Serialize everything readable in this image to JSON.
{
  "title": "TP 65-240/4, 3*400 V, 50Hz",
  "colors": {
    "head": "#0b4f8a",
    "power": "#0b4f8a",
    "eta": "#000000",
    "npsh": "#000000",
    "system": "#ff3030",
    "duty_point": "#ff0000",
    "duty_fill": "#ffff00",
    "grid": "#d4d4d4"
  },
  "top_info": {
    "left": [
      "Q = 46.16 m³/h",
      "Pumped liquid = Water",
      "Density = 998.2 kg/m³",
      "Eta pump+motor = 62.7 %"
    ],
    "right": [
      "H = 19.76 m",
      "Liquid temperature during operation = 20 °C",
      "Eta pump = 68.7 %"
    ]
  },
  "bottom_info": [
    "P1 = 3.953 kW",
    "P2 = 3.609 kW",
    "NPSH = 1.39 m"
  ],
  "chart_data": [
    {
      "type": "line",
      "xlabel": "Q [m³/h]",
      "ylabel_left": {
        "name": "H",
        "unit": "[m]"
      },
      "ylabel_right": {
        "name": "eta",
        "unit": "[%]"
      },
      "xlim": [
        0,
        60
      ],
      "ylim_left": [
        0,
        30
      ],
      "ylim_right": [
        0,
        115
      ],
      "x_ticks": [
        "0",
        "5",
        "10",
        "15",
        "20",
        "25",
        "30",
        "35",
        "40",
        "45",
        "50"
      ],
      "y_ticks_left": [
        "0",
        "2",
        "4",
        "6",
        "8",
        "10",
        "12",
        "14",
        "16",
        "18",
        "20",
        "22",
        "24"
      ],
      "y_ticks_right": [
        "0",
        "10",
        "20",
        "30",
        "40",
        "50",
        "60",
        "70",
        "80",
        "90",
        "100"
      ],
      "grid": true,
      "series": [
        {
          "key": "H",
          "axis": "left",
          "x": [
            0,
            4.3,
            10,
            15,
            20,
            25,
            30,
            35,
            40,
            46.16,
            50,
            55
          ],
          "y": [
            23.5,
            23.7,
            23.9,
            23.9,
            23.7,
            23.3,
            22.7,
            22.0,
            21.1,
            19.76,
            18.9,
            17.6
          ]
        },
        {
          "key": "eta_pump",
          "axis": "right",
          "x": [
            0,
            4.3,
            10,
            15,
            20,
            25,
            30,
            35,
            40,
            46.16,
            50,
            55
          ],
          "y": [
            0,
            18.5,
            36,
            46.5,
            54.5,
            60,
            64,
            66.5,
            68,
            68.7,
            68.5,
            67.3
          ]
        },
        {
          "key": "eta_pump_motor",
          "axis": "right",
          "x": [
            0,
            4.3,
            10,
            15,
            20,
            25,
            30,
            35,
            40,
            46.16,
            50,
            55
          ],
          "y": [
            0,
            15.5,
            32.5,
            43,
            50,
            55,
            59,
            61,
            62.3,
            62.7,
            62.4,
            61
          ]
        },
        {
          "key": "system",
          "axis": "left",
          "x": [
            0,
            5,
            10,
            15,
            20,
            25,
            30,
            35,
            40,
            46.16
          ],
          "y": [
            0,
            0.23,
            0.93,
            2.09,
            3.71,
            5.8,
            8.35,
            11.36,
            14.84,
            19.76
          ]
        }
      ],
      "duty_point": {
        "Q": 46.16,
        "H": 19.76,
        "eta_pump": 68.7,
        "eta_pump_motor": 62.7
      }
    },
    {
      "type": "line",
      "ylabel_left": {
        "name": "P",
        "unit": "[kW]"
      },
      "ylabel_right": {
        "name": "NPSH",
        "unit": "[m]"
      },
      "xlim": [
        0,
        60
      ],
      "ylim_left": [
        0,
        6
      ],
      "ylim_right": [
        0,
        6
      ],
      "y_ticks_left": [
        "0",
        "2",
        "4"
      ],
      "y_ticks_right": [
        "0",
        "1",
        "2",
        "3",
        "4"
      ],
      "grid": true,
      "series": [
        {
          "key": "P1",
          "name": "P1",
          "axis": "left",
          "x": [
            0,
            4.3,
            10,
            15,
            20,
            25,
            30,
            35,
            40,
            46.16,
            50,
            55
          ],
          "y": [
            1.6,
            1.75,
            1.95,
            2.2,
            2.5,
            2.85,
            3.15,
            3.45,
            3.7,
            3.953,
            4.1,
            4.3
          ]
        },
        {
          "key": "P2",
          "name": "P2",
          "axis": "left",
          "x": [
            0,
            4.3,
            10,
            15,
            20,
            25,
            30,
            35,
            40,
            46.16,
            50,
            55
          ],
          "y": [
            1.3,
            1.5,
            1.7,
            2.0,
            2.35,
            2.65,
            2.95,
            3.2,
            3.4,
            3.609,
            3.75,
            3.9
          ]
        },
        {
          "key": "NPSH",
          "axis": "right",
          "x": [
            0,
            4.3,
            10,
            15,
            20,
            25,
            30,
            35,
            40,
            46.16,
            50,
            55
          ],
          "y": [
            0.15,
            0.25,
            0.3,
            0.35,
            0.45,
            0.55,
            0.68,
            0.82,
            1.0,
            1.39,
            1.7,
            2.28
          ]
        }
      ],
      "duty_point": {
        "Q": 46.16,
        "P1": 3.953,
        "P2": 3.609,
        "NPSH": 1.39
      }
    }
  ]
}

## SHORT EXERCISE
Write out every line of the records exactly.

## RESULT OF THE EXERCISE
Serialize everything readable in this image to JSON.
{
  "title": "TP 65-240/4, 3*400 V, 50Hz",
  "colors": {
    "head": "#0b4f8a",
    "power": "#0b4f8a",
    "eta": "#000000",
    "npsh": "#000000",
    "system": "#ff3030",
    "duty_point": "#ff0000",
    "duty_fill": "#ffff00",
    "grid": "#d4d4d4"
  },
  "top_info": {
    "left": [
      "Q = 46.16 m³/h",
      "Pumped liquid = Water",
      "Density = 998.2 kg/m³",
      "Eta pump+motor = 62.7 %"
    ],
    "right": [
      "H = 19.76 m",
      "Liquid temperature during operation = 20 °C",
      "Eta pump = 68.7 %"
    ]
  },
  "bottom_info": [
    "P1 = 3.953 kW",
    "P2 = 3.609 kW",
    "NPSH = 1.39 m"
  ],
  "chart_data": [
    {
      "type": "line",
      "xlabel": "Q [m³/h]",
      "ylabel_left": {
        "name": "H",
        "unit": "[m]"
      },
      "ylabel_right": {
        "name": "eta",
        "unit": "[%]"
      },
      "xlim": [
        0,
        60
      ],
      "ylim_left": [
        0,
        30
      ],
      "ylim_right": [
        0,
        115
      ],
      "x_ticks": [
        "0",
        "5",
        "10",
        "15",
        "20",
        "25",
        "30",
        "35",
        "40",
        "45",
        "50"
      ],
      "y_ticks_left": [
        "0",
        "2",
        "4",
        "6",
        "8",
        "10",
        "12",
        "14",
        "16",
        "18",
        "20",
        "22",
        "24"
      ],
      "y_ticks_right": [
        "0",
        "10",
        "20",
        "30",
        "40",
        "50",
        "60",
        "70",
        "80",
        "90",
        "100"
      ],
      "grid": true,
      "series": [
        {
          "key": "H",
          "axis": "left",
          "x": [
            0,
            4.3,
            10,
            15,
            20,
            25,
            30,
            35,
            40,
            46.16,
            50,
            55
          ],
          "y": [
            23.5,
            23.7,
            23.9,
            23.9,
            23.7,
            23.3,
            22.7,
            22.0,
            21.1,
            19.76,
            18.9,
            17.6
          ]
        },
        {
          "key": "eta_pump",
          "axis": "right",
          "x": [
            0,
            4.3,
            10,
            15,
            20,
            25,
            30,
            35,
            40,
            46.16,
            50,
            55
          ],
          "y": [
            0,
            18.5,
            36,
            46.5,
            54.5,
            60,
            64,
            66.5,
            68,
            68.7,
            68.5,
            67.3
          ]
        },
        {
          "key": "eta_pump_motor",
          "axis": "right",
          "x": [
            0,
            4.3,
            10,
            15,
            20,
            25,
            30,
            35,
            40,
            46.16,
            50,
            55
          ],
          "y": [
            0,
            15.5,
            32.5,
            43,
            50,
            55,
            59,
            61,
            62.3,
            62.7,
            62.4,
            61
          ]
        },
        {
          "key": "system",
          "axis": "left",
          "x": [
            0,
            5,
            10,
            15,
            20,
            25,
            30,
            35,
            40,
            46.16
          ],
          "y": [
            0,
            0.23,
            0.93,
            2.09,
            3.71,
            5.8,
            8.35,
            11.36,
            14.84,
            19.76
          ]
        }
      ],
      "duty_point": {
        "Q": 46.16,
        "H": 19.76,
        "eta_pump": 68.7,
        "eta_pump_motor": 62.7
      }
    },
    {
      "type": "line",
      "ylabel_left": {
        "name": "P",
        "unit": "[kW]"
      },
      "ylabel_right": {
        "name": "NPSH",
        "unit": "[m]"
      },
      "xlim": [
        0,
        60
      ],
      "ylim_left": [
        0,
        6
      ],
      "ylim_right": [
        0,
        6
      ],
      "y_ticks_left": [
        "0",
        "2",
        "4"
      ],
      "y_ticks_right": [
        "0",
        "1",
        "2",
        "3",
        "4"
      ],
      "grid": true,
      "series": [
        {
          "key": "P1",
          "name": "P1",
          "axis": "left",
          "x": [
            0,
            4.3,
            10,
            15,
            20,
            25,
            30,
            35,
            40,
            46.16,
            50,
            55
          ],
          "y": [
            1.6,
            1.75,
            1.95,
            2.2,
            2.5,
            2.85,
            3.15,
            3.45,
            3.7,
            3.953,
            4.1,
            4.3
          ]
        },
        {
          "key": "P2",
          "name": "P2",
          "axis": "left",
          "x": [
            0,
            4.3,
            10,
            15,
            20,
            25,
            30,
            35,
            40,
            46.16,
            50,
            55
          ],
          "y": [
            1.3,
            1.5,
            1.7,
            2.0,
            2.35,
            2.65,
            2.95,
            3.2,
            3.4,
            3.609,
            3.75,
            3.9
          ]
        },
        {
          "key": "NPSH",
          "axis": "right",
          "x": [
            0,
            4.3,
            10,
            15,
            20,
            25,
            30,
            35,
            40,
            46.16,
            50,
            55
          ],
          "y": [
            0.15,
            0.25,
            0.3,
            0.35,
            0.45,
            0.55,
            0.68,
            0.82,
            1.0,
            1.39,
            1.7,
            2.28
          ]
        }
      ],
      "duty_point": {
        "Q": 46.16,
        "P1": 3.953,
        "P2": 3.609,
        "NPSH": 1.39
      }
    }
  ]
}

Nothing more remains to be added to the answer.